[Entries with figure data]
-.-.-
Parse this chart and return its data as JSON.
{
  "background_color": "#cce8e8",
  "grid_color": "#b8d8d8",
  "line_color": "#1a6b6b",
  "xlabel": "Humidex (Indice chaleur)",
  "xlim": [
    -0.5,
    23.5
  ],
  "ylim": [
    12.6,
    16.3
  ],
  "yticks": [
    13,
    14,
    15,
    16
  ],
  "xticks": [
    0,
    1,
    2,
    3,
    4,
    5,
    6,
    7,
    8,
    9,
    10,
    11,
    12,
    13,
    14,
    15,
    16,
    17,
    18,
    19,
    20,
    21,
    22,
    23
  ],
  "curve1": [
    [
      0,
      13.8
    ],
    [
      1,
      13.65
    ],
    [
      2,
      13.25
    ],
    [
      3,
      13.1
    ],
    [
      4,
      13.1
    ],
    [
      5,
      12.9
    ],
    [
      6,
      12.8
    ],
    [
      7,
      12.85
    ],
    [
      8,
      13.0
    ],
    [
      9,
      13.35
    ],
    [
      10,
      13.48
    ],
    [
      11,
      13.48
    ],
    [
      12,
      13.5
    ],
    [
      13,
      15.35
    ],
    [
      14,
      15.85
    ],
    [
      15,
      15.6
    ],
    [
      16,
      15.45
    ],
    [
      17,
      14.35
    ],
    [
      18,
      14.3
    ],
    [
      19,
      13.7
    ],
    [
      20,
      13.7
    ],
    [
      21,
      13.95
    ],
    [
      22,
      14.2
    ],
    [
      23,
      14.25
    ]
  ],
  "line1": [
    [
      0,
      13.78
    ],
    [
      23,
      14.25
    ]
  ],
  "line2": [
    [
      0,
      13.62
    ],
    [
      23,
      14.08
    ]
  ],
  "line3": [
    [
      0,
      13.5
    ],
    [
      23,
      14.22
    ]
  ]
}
-.-.-
:: To be done ::
Copy all the records above exactly, missing none.

:: Task result ::
Parse this chart and return its data as JSON.
{
  "background_color": "#cce8e8",
  "grid_color": "#b8d8d8",
  "line_color": "#1a6b6b",
  "xlabel": "Humidex (Indice chaleur)",
  "xlim": [
    -0.5,
    23.5
  ],
  "ylim": [
    12.6,
    16.3
  ],
  "yticks": [
    13,
    14,
    15,
    16
  ],
  "xticks": [
    0,
    1,
    2,
    3,
    4,
    5,
    6,
    7,
    8,
    9,
    10,
    11,
    12,
    13,
    14,
    15,
    16,
    17,
    18,
    19,
    20,
    21,
    22,
    23
  ],
  "curve1": [
    [
      0,
      13.8
    ],
    [
      1,
      13.65
    ],
    [
      2,
      13.25
    ],
    [
      3,
      13.1
    ],
    [
      4,
      13.1
    ],
    [
      5,
      12.9
    ],
    [
      6,
      12.8
    ],
    [
      7,
      12.85
    ],
    [
      8,
      13.0
    ],
    [
      9,
      13.35
    ],
    [
      10,
      13.48
    ],
    [
      11,
      13.48
    ],
    [
      12,
      13.5
    ],
    [
      13,
      15.35
    ],
    [
      14,
      15.85
    ],
    [
      15,
      15.6
    ],
    [
      16,
      15.45
    ],
    [
      17,
      14.35
    ],
    [
      18,
      14.3
    ],
    [
      19,
      13.7
    ],
    [
      20,
      13.7
    ],
    [
      21,
      13.95
    ],
    [
      22,
      14.2
    ],
    [
      23,
      14.25
    ]
  ],
  "line1": [
    [
      0,
      13.78
    ],
    [
      23,
      14.25
    ]
  ],
  "line2": [
    [
      0,
      13.62
    ],
    [
      23,
      14.08
    ]
  ],
  "line3": [
    [
      0,
      13.5
    ],
    [
      23,
      14.22
    ]
  ]
}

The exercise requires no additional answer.